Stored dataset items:
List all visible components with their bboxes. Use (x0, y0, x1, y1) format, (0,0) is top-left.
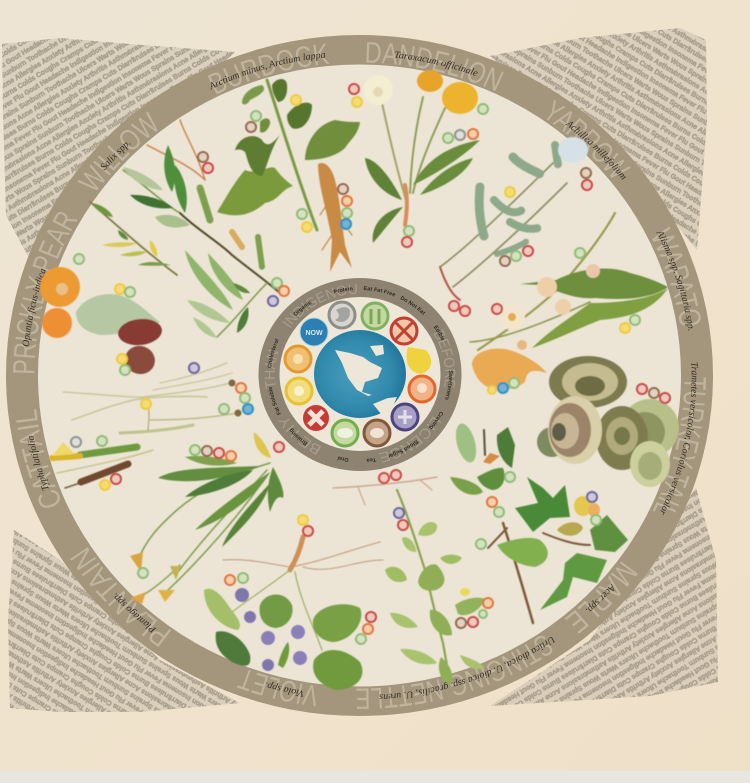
icon: yellow (286, 378, 312, 404)
central ring lettering: INDIGENOUS (282, 284, 357, 328)
common plant names on ring: VIOLET (237, 670, 316, 706)
text wall: bottom left corner (8, 530, 240, 712)
central ring lettering: BEFORE (434, 330, 456, 388)
plant: burdock (217, 79, 360, 272)
icon: gray (329, 302, 355, 328)
Latin plant names on ring: Typha latifolia (28, 436, 50, 491)
central ring lettering: BE HY (278, 418, 321, 455)
Latin plant names on ring: Salix spp. (100, 142, 130, 170)
plant: stinging nettle (333, 470, 493, 684)
common plant names on ring: WAPATO (652, 226, 701, 326)
icon: yellow teardrop (406, 347, 431, 374)
central ring lettering: THAN (264, 350, 278, 389)
common plant names on ring: DANDELION (366, 42, 504, 91)
central cream disk (280, 297, 440, 451)
icon: red cross (303, 405, 329, 431)
central ring labels: Cholesterol (267, 338, 281, 368)
common plant names on ring: PRICKLY PEAR (13, 212, 78, 373)
icon: organic now (300, 318, 328, 346)
central ring labels: Blood Sugar (388, 440, 419, 458)
icon: do not eat (391, 318, 417, 344)
common plant names on ring: CATTAIL (16, 409, 60, 508)
plant: cattail (52, 436, 153, 490)
plant: grass with roots (63, 363, 253, 433)
plant: prickly pear (40, 254, 163, 378)
central ring labels: Fat Soluble (268, 387, 281, 415)
plant: wapato (470, 213, 668, 394)
plant: maple (450, 421, 628, 623)
central ring labels (268, 286, 453, 462)
Latin plant names on ring: Opuntia ficus-indica (22, 268, 46, 346)
plant: willow (90, 120, 289, 338)
common plant names on ring: STINGING NETTLE (356, 636, 552, 709)
central ring labels: Organic (293, 300, 313, 318)
plant: dandelion (349, 70, 488, 247)
text wall: bottom right corner (490, 488, 718, 706)
Latin plant names on ring: Achillea millefolium (565, 122, 626, 180)
icon: purple (392, 404, 418, 430)
Latin plant names on ring: Taraxacum officinale (394, 51, 478, 76)
common plant names on ring: BURDOCK (208, 44, 330, 94)
common plant names on ring: MAPLE (564, 562, 638, 634)
globe (314, 330, 406, 418)
Latin plant names on ring: Alisma spp. Sagittaria spp. (656, 232, 692, 330)
text wall: top left corner (2, 38, 235, 260)
common plant names on ring: YARROW (546, 100, 630, 178)
central ring labels: Sweeteners (445, 370, 453, 400)
common plant names on ring: WILLOW (78, 112, 158, 190)
icon: green (332, 420, 358, 446)
central ring lettering (264, 284, 456, 463)
central ring labels: Edible (434, 325, 444, 340)
plant: yarrow (440, 137, 592, 316)
Latin plant names on ring: Urtica dioica, U. dioica ssp. gracilis, U. urens (380, 637, 556, 699)
inner disk (38, 64, 681, 686)
Latin plant names on ring (22, 51, 698, 699)
central ring labels: Protein (333, 286, 353, 294)
Latin plant names on ring: Trametes versicolor, Coriolus versicolor (660, 362, 698, 515)
icon: organic now: NOW (305, 330, 323, 337)
icon: green utensils (362, 303, 388, 329)
central ring (258, 278, 462, 471)
common plant names on ring: TURKEY TAIL (652, 377, 706, 512)
Latin plant names on ring: Viola spp. (266, 682, 303, 697)
icon: brown (364, 420, 390, 446)
central ring labels: Eat Fat Free (364, 286, 396, 296)
central ring labels: Tea (366, 458, 376, 462)
plant: turkey tail mushroom (537, 356, 679, 487)
plant: violet (204, 515, 383, 690)
icon: orange-yellow (285, 346, 311, 372)
central ring labels: Bruising (289, 428, 308, 446)
Latin plant names on ring: Plantago spp. (114, 593, 156, 633)
common plant names on ring: PLANTAIN (70, 547, 171, 647)
text wall: top right corner (490, 28, 707, 250)
bottom edge of cloth (0, 771, 750, 783)
Latin plant names on ring: Acer spp. (586, 584, 614, 611)
plant: plantain (130, 432, 284, 604)
central ring labels: Do Not Eat (400, 296, 426, 315)
central ring lettering: LICENSE (379, 416, 442, 463)
Latin plant names on ring: Arctium minus, Arctium lappa (210, 53, 326, 90)
central ring labels: Oral (338, 456, 348, 462)
icon: orange (409, 376, 435, 402)
central ring labels: Craving (429, 412, 443, 430)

__What you will do__: All of the records above should be reproduced exactly, with the pictures left out.

__Result of the exercise__:
List all visible components with their bboxes. Use (x0, y0, x1, y1) format, (0,0) is top-left.
icon: yellow (286, 378, 312, 404)
central ring lettering: INDIGENOUS (282, 284, 357, 328)
common plant names on ring: VIOLET (237, 670, 316, 706)
text wall: bottom left corner (8, 530, 240, 712)
central ring lettering: BEFORE (434, 330, 456, 388)
plant: burdock (217, 79, 360, 272)
icon: gray (329, 302, 355, 328)
Latin plant names on ring: Typha latifolia (28, 436, 50, 491)
central ring lettering: BE HY (278, 418, 321, 455)
Latin plant names on ring: Salix spp. (100, 142, 130, 170)
plant: stinging nettle (333, 470, 493, 684)
common plant names on ring: WAPATO (652, 226, 701, 326)
icon: yellow teardrop (406, 347, 431, 374)
central ring lettering: THAN (264, 350, 278, 389)
common plant names on ring: DANDELION (366, 42, 504, 91)
central cream disk (280, 297, 440, 451)
icon: red cross (303, 405, 329, 431)
central ring labels: Cholesterol (267, 338, 281, 368)
common plant names on ring: PRICKLY PEAR (13, 212, 78, 373)
icon: organic now (300, 318, 328, 346)
central ring labels: Blood Sugar (388, 440, 419, 458)
icon: do not eat (391, 318, 417, 344)
common plant names on ring: CATTAIL (16, 409, 60, 508)
plant: cattail (52, 436, 153, 490)
plant: grass with roots (63, 363, 253, 433)
plant: prickly pear (40, 254, 163, 378)
central ring labels: Fat Soluble (268, 387, 281, 415)
plant: wapato (470, 213, 668, 394)
plant: maple (450, 421, 628, 623)
central ring labels (268, 286, 453, 462)
Latin plant names on ring: Opuntia ficus-indica (22, 268, 46, 346)
plant: willow (90, 120, 289, 338)
common plant names on ring: STINGING NETTLE (356, 636, 552, 709)
central ring labels: Organic (293, 300, 313, 318)
plant: dandelion (349, 70, 488, 247)
text wall: bottom right corner (490, 488, 718, 706)
Latin plant names on ring: Achillea millefolium (565, 122, 626, 180)
icon: purple (392, 404, 418, 430)
Latin plant names on ring: Taraxacum officinale (394, 51, 478, 76)
common plant names on ring: BURDOCK (208, 44, 330, 94)
common plant names on ring: MAPLE (564, 562, 638, 634)
globe (314, 330, 406, 418)
Latin plant names on ring: Alisma spp. Sagittaria spp. (656, 232, 692, 330)
text wall: top left corner (2, 38, 235, 260)
common plant names on ring: YARROW (546, 100, 630, 178)
central ring labels: Sweeteners (445, 370, 453, 400)
common plant names on ring: WILLOW (78, 112, 158, 190)
icon: green (332, 420, 358, 446)
central ring lettering (264, 284, 456, 463)
central ring labels: Edible (434, 325, 444, 340)
plant: yarrow (440, 137, 592, 316)
Latin plant names on ring: Urtica dioica, U. dioica ssp. gracilis, U. urens (380, 637, 556, 699)
inner disk (38, 64, 681, 686)
Latin plant names on ring (22, 51, 698, 699)
central ring labels: Protein (333, 286, 353, 294)
Latin plant names on ring: Trametes versicolor, Coriolus versicolor (660, 362, 698, 515)
icon: organic now: NOW (305, 330, 323, 337)
icon: green utensils (362, 303, 388, 329)
central ring (258, 278, 462, 471)
common plant names on ring: TURKEY TAIL (652, 377, 706, 512)
Latin plant names on ring: Viola spp. (266, 682, 303, 697)
icon: brown (364, 420, 390, 446)
central ring labels: Eat Fat Free (364, 286, 396, 296)
central ring labels: Tea (366, 458, 376, 462)
plant: turkey tail mushroom (537, 356, 679, 487)
plant: violet (204, 515, 383, 690)
icon: orange-yellow (285, 346, 311, 372)
central ring labels: Bruising (289, 428, 308, 446)
Latin plant names on ring: Plantago spp. (114, 593, 156, 633)
common plant names on ring: PLANTAIN (70, 547, 171, 647)
text wall: top right corner (490, 28, 707, 250)
bottom edge of cloth (0, 771, 750, 783)
Latin plant names on ring: Acer spp. (586, 584, 614, 611)
plant: plantain (130, 432, 284, 604)
central ring labels: Do Not Eat (400, 296, 426, 315)
central ring lettering: LICENSE (379, 416, 442, 463)
Latin plant names on ring: Arctium minus, Arctium lappa (210, 53, 326, 90)
central ring labels: Oral (338, 456, 348, 462)
icon: orange (409, 376, 435, 402)
central ring labels: Craving (429, 412, 443, 430)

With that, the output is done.